Copy the lines from the one containing "angle-value[interactable]: 0 <box>560 876" through the one containing "uv2-annotation: UV-2 <box>8 342 135 402</box>", including both, without any changes.

═══ MATERIAL PROVIDED ═══

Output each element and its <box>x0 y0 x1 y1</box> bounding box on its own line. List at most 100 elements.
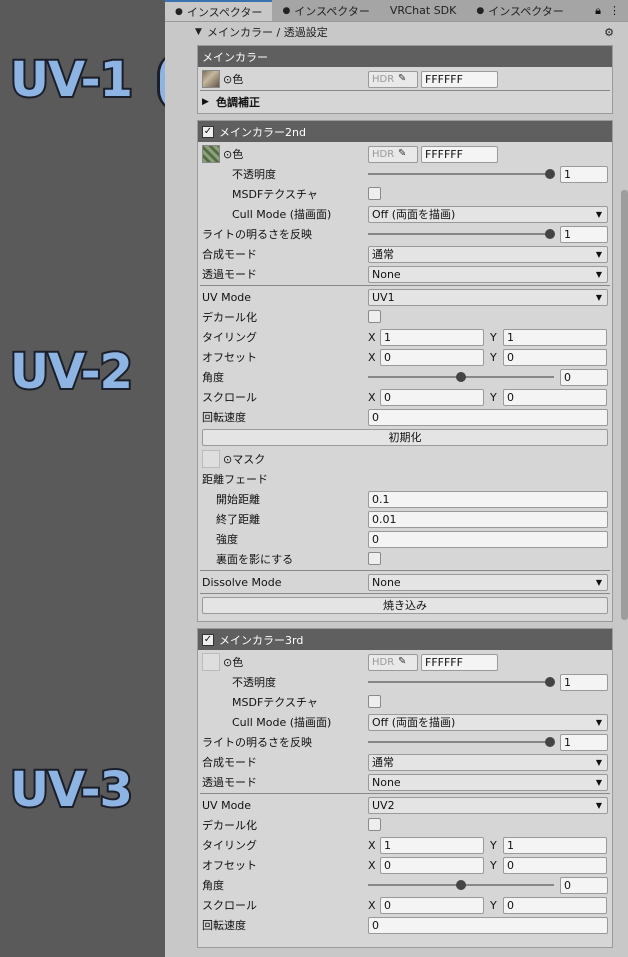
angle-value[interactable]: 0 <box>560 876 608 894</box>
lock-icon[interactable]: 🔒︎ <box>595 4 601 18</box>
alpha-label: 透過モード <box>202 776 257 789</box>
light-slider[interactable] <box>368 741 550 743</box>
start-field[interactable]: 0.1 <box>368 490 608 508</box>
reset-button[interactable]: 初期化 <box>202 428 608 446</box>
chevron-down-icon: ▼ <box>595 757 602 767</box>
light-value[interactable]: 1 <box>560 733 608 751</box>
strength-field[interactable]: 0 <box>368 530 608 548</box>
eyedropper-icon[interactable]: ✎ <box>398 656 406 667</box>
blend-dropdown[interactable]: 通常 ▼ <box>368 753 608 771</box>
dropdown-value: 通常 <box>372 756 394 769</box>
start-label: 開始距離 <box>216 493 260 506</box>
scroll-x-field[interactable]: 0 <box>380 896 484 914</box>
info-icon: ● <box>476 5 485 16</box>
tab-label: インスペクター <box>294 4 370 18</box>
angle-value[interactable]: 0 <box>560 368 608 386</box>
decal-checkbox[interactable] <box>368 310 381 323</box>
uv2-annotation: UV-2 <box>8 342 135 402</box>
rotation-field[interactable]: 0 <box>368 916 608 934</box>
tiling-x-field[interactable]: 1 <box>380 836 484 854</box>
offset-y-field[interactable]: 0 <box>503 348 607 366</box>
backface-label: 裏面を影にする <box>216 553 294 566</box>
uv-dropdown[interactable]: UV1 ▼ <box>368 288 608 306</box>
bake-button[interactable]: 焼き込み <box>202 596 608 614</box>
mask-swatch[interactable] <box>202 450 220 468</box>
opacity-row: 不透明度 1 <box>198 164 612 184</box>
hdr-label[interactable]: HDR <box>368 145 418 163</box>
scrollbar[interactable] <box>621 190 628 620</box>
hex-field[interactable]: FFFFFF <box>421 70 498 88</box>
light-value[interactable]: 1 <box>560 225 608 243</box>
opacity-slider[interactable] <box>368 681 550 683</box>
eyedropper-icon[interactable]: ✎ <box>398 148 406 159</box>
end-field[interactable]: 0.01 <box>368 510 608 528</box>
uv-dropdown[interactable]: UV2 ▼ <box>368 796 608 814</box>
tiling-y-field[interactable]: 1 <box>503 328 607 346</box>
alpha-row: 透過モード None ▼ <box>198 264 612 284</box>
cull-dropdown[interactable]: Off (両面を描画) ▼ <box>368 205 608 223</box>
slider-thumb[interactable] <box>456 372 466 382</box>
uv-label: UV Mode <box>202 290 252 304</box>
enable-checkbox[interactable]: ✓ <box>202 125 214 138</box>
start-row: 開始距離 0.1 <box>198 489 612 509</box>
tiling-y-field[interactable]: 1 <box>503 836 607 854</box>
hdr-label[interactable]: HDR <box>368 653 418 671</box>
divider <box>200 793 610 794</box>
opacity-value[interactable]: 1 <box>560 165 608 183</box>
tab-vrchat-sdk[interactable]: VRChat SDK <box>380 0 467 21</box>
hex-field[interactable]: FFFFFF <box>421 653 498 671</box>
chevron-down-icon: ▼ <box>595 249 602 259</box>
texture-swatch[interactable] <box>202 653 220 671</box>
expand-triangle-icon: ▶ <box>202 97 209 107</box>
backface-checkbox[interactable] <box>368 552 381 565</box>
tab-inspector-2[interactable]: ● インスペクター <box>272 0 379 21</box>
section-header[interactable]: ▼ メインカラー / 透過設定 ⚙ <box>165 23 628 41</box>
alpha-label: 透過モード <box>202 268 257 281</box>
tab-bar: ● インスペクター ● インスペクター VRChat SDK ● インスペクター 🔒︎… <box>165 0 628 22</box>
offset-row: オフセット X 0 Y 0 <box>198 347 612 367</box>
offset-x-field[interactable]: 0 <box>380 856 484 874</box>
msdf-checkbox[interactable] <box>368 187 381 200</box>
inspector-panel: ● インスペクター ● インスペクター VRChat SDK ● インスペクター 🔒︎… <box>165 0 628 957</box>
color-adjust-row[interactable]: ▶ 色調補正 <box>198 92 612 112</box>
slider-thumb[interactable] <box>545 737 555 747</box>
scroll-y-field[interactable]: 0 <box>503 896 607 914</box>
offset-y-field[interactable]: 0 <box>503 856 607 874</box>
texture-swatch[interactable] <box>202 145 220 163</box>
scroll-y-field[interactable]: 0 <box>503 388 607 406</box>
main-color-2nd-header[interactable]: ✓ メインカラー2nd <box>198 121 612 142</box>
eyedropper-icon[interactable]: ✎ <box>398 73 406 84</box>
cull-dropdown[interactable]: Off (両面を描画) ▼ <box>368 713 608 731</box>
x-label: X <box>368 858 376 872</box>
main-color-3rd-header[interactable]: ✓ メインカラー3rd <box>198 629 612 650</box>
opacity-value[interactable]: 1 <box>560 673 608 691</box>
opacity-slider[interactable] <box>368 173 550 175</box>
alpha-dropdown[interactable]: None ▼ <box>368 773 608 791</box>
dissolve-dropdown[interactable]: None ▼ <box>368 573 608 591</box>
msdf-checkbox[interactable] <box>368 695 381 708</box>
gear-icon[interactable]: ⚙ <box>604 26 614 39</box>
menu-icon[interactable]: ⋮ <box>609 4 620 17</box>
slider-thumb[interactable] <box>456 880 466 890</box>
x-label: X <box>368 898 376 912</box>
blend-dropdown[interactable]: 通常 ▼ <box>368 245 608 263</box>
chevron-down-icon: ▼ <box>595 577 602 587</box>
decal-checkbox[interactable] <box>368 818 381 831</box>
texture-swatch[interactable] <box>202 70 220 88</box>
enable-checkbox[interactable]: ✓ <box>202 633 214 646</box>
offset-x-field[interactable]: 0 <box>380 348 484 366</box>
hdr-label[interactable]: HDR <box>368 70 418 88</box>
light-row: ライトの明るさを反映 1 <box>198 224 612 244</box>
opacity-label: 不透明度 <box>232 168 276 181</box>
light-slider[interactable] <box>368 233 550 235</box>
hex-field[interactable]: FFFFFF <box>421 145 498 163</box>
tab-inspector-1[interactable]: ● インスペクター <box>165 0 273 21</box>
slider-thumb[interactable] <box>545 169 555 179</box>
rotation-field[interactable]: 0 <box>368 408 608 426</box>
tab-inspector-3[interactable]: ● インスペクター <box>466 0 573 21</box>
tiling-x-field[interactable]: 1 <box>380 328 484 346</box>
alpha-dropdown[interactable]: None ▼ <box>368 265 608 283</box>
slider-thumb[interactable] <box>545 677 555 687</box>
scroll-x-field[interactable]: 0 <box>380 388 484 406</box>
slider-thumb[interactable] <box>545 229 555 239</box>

═══
═══ MATERIAL PROVIDED ═══

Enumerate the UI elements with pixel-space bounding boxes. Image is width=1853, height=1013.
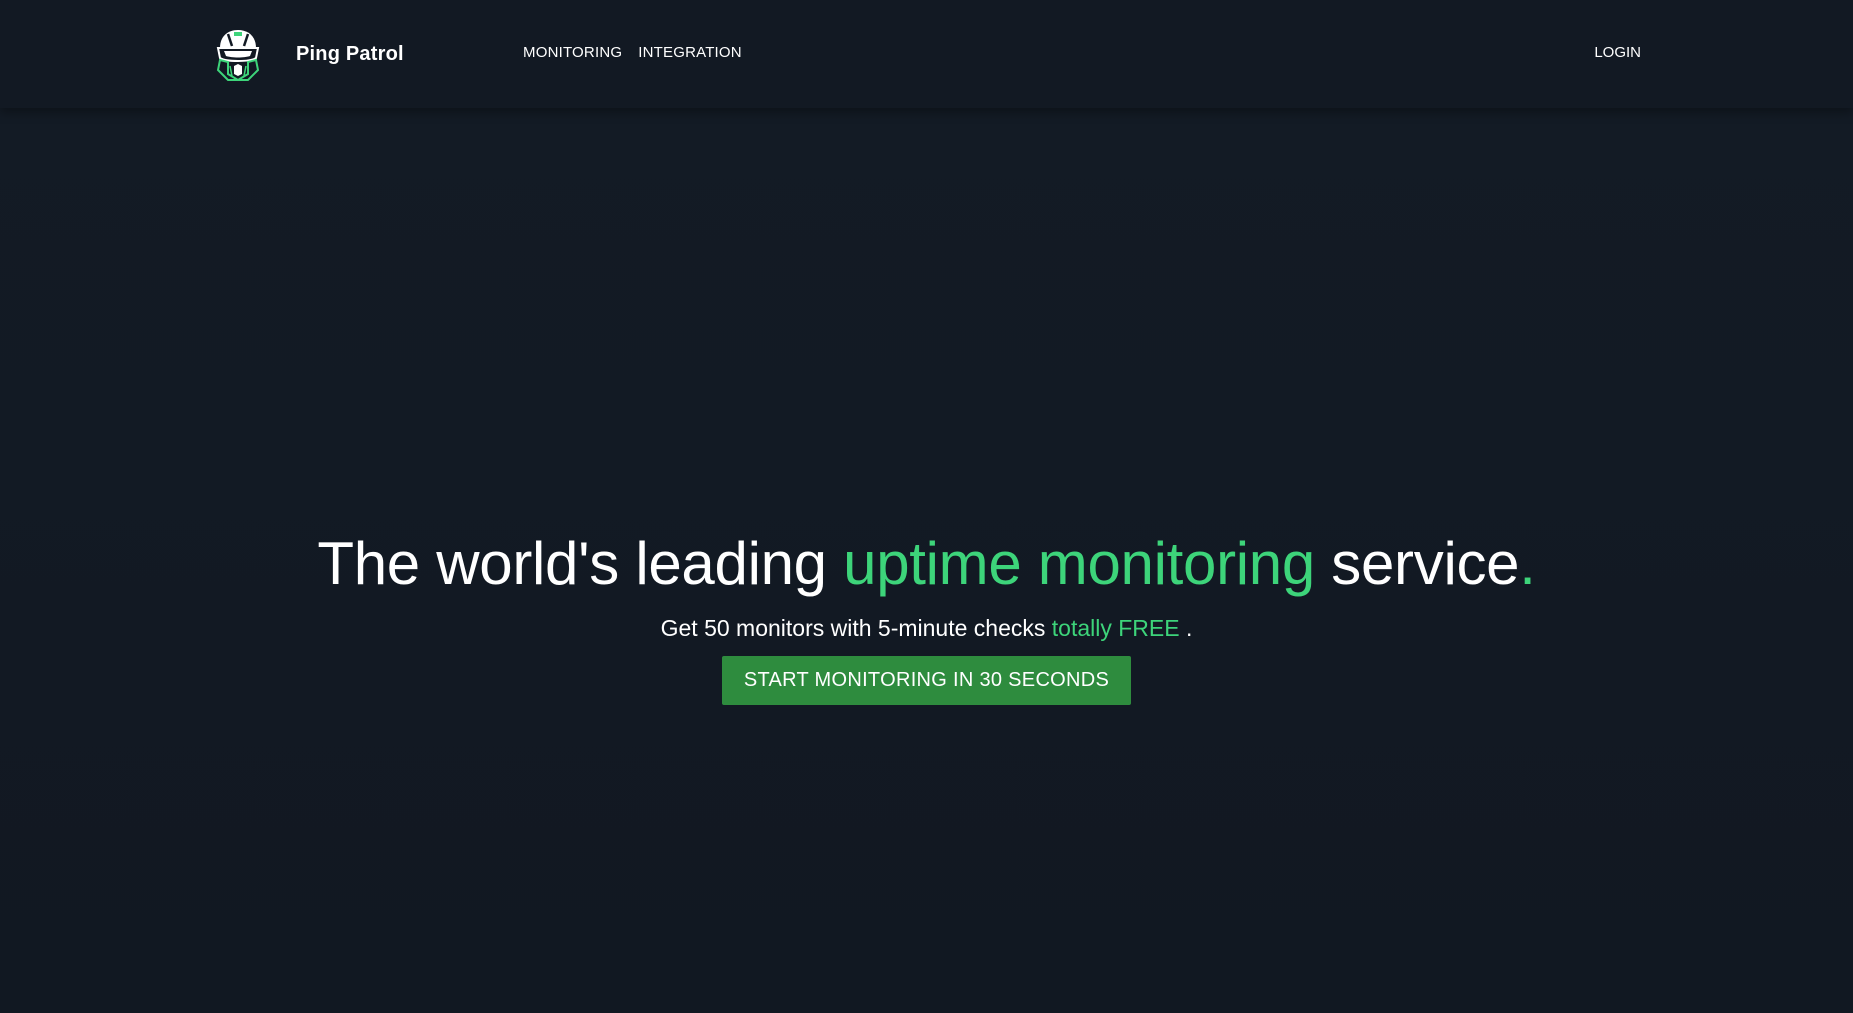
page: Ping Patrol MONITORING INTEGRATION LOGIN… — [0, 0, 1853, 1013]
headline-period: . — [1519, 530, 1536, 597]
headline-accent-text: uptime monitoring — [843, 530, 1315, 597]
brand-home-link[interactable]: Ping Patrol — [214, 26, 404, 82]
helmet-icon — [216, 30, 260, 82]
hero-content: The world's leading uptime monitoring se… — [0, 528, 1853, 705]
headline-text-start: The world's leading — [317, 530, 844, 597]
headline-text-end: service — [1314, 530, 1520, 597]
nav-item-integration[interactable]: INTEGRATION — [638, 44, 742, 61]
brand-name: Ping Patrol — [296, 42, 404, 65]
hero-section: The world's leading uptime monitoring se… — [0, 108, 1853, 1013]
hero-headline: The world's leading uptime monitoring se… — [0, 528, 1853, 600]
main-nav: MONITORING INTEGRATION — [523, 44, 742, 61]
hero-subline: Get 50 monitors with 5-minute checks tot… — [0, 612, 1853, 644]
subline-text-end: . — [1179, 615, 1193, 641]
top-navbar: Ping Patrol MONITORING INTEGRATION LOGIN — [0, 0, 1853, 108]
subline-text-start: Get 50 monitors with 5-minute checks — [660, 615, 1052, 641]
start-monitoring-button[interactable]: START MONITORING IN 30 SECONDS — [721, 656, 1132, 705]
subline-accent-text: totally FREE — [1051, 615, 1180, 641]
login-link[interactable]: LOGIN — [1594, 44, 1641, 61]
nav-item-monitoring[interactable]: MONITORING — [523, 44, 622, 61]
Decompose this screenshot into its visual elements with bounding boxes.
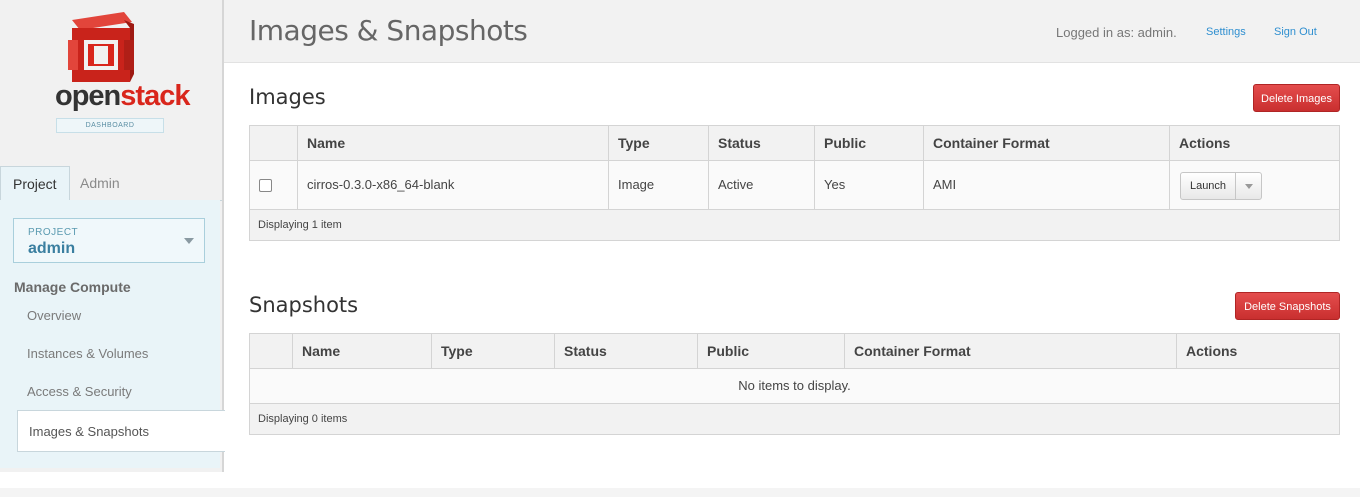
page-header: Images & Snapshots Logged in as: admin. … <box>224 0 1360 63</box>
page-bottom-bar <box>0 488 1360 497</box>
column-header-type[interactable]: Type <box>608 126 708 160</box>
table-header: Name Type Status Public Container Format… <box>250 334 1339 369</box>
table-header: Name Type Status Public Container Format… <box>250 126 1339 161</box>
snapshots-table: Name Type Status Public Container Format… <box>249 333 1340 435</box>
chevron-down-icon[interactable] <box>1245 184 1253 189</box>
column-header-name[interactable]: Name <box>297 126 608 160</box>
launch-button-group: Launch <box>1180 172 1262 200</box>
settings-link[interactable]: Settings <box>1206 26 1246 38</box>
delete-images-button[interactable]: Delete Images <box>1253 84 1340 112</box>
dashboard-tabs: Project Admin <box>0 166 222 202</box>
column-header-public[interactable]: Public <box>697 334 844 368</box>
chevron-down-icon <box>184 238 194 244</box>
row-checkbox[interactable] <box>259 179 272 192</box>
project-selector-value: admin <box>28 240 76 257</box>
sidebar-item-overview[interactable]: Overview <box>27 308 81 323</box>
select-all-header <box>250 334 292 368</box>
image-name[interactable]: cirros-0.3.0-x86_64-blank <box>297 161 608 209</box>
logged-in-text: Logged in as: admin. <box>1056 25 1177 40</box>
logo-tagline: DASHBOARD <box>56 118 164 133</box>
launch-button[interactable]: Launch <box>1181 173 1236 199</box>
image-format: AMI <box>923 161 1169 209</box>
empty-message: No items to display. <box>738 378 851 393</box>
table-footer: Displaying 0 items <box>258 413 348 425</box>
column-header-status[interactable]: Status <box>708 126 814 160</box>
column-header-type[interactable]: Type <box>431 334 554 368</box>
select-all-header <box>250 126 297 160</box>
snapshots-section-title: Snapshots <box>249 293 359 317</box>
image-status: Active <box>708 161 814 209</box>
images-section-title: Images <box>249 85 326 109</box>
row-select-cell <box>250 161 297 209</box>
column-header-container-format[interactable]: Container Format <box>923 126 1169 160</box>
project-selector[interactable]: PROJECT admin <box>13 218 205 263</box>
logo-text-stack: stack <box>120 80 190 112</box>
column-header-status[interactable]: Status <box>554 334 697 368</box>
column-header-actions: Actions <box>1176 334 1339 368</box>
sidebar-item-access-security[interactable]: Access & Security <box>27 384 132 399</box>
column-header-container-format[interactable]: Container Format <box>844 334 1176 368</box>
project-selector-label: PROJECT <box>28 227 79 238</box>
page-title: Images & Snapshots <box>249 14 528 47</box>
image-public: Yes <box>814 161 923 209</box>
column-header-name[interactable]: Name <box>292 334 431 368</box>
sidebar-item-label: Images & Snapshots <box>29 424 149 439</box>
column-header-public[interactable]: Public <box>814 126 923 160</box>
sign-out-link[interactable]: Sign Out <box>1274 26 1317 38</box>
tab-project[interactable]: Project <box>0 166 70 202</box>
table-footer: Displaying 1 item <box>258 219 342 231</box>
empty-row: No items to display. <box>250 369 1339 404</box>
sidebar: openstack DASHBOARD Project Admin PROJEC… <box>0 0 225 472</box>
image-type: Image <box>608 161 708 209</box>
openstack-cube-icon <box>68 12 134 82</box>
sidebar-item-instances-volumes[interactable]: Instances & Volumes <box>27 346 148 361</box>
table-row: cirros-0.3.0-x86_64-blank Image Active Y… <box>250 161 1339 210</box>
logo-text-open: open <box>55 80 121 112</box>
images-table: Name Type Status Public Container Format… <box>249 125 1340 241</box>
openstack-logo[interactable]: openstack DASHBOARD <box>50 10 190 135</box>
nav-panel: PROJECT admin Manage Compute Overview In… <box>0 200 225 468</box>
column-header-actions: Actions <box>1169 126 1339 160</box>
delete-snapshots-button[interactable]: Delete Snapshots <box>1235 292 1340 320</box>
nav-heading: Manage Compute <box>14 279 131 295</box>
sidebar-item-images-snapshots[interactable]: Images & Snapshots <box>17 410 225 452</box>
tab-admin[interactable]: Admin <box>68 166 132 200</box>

═══

• _EXERCISE ANSWER_:
angle-value[interactable]: 0 <box>560 876 608 894</box>
lock-icon[interactable]: 🔒︎ <box>595 4 601 18</box>
alpha-label: 透過モード <box>202 776 257 789</box>
light-slider[interactable] <box>368 741 550 743</box>
start-field[interactable]: 0.1 <box>368 490 608 508</box>
reset-button[interactable]: 初期化 <box>202 428 608 446</box>
chevron-down-icon: ▼ <box>595 757 602 767</box>
light-value[interactable]: 1 <box>560 733 608 751</box>
strength-field[interactable]: 0 <box>368 530 608 548</box>
eyedropper-icon[interactable]: ✎ <box>398 656 406 667</box>
blend-dropdown[interactable]: 通常 ▼ <box>368 753 608 771</box>
dropdown-value: 通常 <box>372 756 394 769</box>
start-label: 開始距離 <box>216 493 260 506</box>
scroll-x-field[interactable]: 0 <box>380 896 484 914</box>
info-icon: ● <box>476 5 485 16</box>
tab-label: インスペクター <box>294 4 370 18</box>
angle-value[interactable]: 0 <box>560 368 608 386</box>
decal-checkbox[interactable] <box>368 310 381 323</box>
uv2-annotation: UV-2 <box>8 342 135 402</box>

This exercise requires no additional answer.